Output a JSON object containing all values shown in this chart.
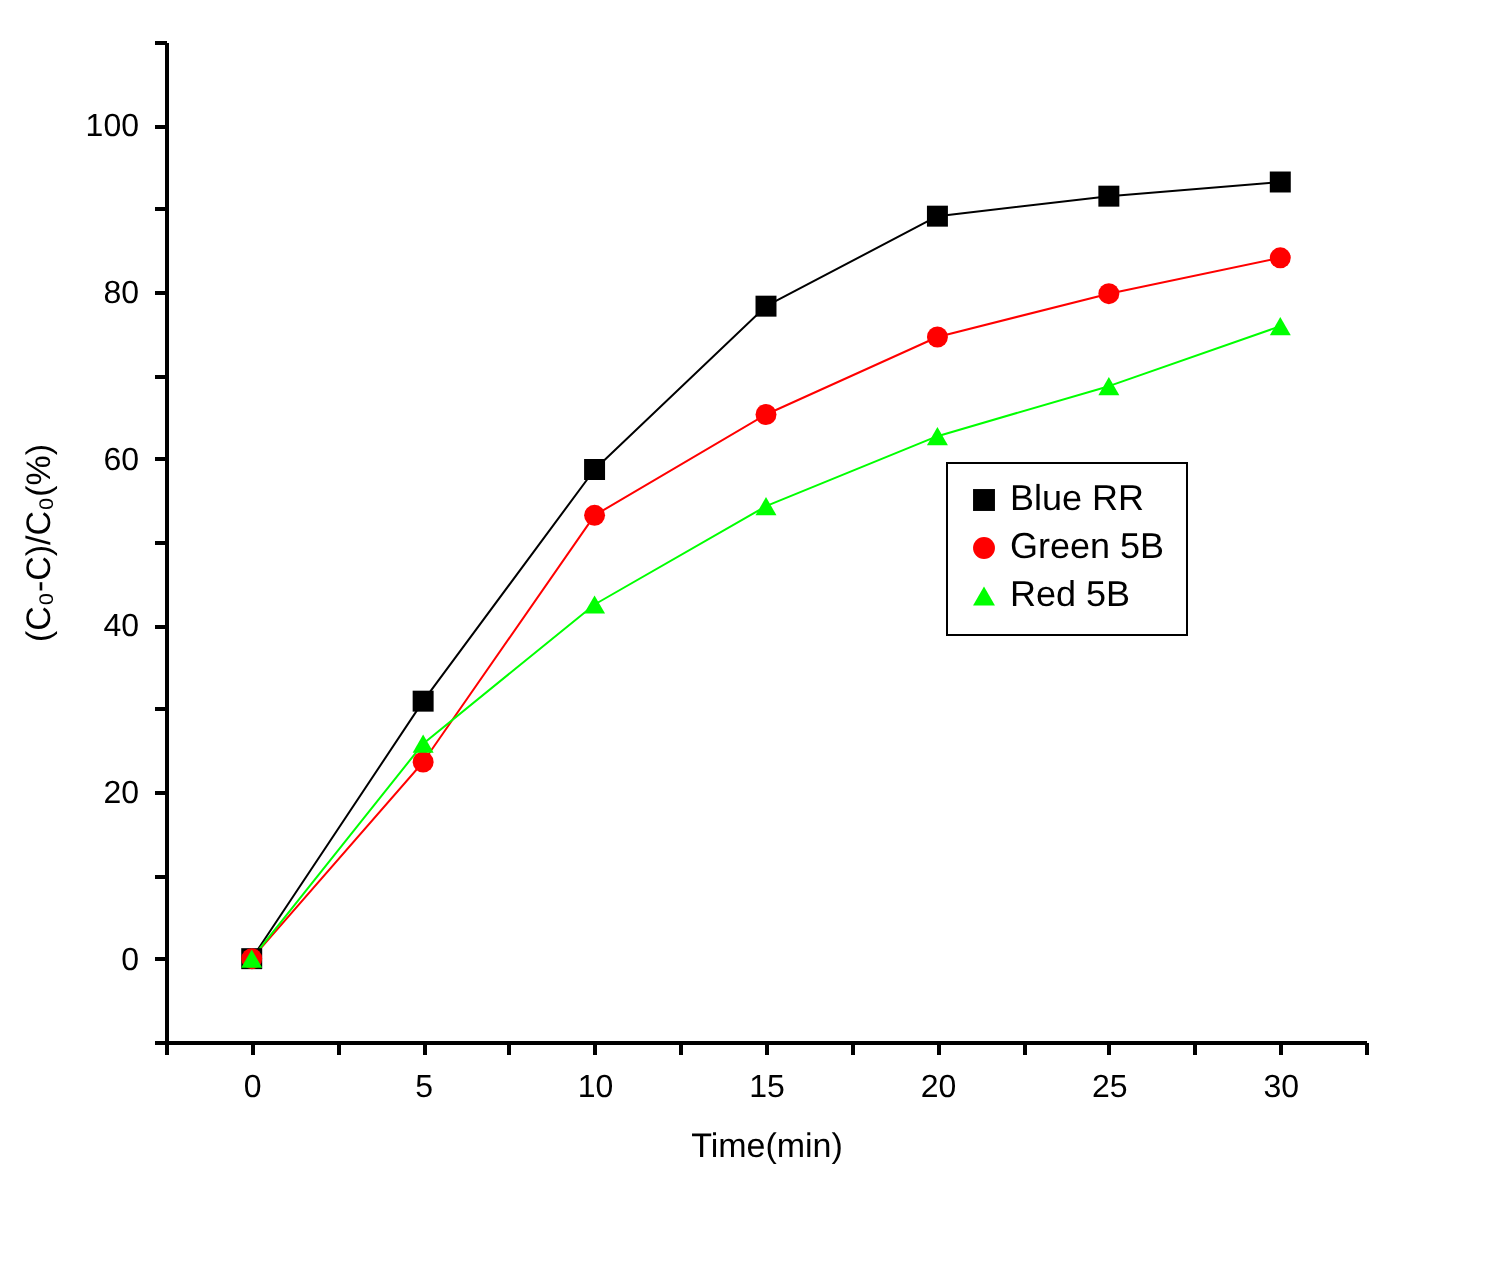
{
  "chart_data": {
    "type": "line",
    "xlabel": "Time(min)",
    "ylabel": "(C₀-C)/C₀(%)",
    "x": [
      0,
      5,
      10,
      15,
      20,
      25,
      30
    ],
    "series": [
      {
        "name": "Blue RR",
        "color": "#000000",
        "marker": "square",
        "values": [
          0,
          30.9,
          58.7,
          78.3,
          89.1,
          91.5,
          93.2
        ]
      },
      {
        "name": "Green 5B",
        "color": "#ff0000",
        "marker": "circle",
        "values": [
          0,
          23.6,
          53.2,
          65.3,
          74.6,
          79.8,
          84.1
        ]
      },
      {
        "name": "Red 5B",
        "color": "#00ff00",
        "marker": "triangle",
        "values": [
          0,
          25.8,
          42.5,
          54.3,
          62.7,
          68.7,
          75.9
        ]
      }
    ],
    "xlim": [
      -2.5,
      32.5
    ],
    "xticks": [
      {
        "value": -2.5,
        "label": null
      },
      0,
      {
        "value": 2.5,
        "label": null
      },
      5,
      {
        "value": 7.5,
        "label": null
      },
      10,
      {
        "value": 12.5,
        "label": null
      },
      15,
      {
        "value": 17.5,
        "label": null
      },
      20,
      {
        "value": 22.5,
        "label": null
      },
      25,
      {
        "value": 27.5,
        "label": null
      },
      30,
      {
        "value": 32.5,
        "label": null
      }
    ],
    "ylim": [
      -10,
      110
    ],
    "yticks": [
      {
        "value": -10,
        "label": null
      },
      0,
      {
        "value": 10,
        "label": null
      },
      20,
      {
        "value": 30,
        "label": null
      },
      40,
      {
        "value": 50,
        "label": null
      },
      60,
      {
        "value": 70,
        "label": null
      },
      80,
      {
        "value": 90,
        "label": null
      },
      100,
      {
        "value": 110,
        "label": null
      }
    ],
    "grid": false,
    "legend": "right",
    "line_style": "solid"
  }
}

-------

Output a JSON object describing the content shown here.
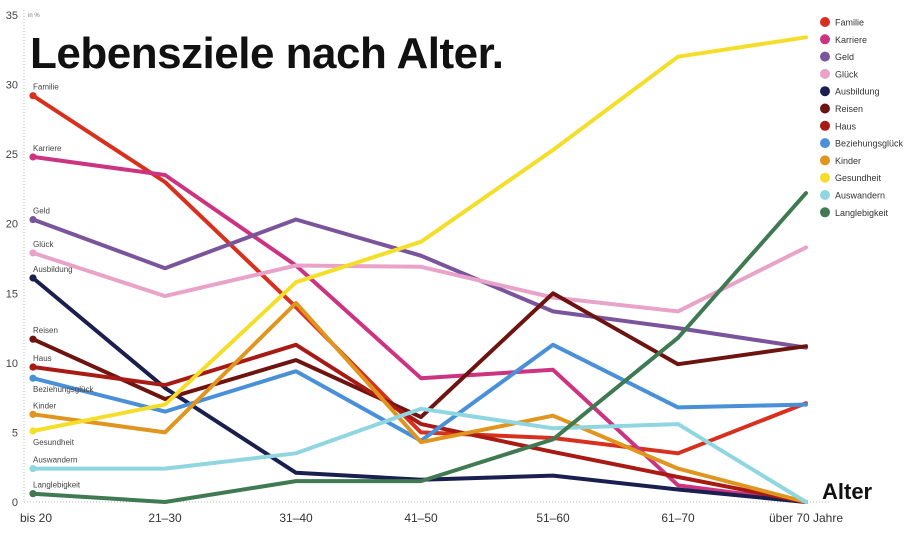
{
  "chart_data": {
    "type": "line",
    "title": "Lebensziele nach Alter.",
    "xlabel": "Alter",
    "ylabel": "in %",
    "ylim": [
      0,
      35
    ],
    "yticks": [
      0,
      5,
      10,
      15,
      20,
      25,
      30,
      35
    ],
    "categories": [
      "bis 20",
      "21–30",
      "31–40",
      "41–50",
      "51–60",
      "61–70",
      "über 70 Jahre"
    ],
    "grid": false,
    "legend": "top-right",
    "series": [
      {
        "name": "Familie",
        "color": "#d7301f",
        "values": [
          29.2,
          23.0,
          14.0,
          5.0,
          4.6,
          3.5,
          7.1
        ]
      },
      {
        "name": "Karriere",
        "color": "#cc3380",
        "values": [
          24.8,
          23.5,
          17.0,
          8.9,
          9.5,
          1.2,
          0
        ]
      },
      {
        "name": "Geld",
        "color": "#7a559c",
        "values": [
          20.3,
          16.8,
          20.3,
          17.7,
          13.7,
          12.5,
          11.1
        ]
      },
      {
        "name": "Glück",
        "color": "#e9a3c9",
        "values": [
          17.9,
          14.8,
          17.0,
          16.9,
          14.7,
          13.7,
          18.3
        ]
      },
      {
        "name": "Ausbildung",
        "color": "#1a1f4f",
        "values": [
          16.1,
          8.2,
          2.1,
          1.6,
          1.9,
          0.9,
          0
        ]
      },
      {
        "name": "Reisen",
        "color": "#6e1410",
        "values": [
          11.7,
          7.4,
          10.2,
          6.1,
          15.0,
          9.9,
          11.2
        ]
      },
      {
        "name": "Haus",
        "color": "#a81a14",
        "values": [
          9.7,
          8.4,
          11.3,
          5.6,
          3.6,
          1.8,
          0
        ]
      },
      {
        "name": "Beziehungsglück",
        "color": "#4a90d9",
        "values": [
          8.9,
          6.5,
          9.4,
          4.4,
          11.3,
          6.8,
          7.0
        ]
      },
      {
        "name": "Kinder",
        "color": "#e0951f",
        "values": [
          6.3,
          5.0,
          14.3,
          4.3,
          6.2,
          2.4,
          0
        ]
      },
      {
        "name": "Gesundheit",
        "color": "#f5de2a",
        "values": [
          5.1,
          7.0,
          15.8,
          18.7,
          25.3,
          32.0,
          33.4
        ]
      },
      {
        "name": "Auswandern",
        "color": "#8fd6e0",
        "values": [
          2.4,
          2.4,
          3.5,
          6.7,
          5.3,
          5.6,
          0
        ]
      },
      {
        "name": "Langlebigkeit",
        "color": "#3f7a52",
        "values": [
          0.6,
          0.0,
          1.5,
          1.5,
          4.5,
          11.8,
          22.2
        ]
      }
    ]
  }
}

-------

What to work on: Scan the material above. Extract every line in which the word "JSON" occurs.

Solution to the exercise:
Output a JSON object containing all values shown in this chart.
Output a JSON object describing the content shown here.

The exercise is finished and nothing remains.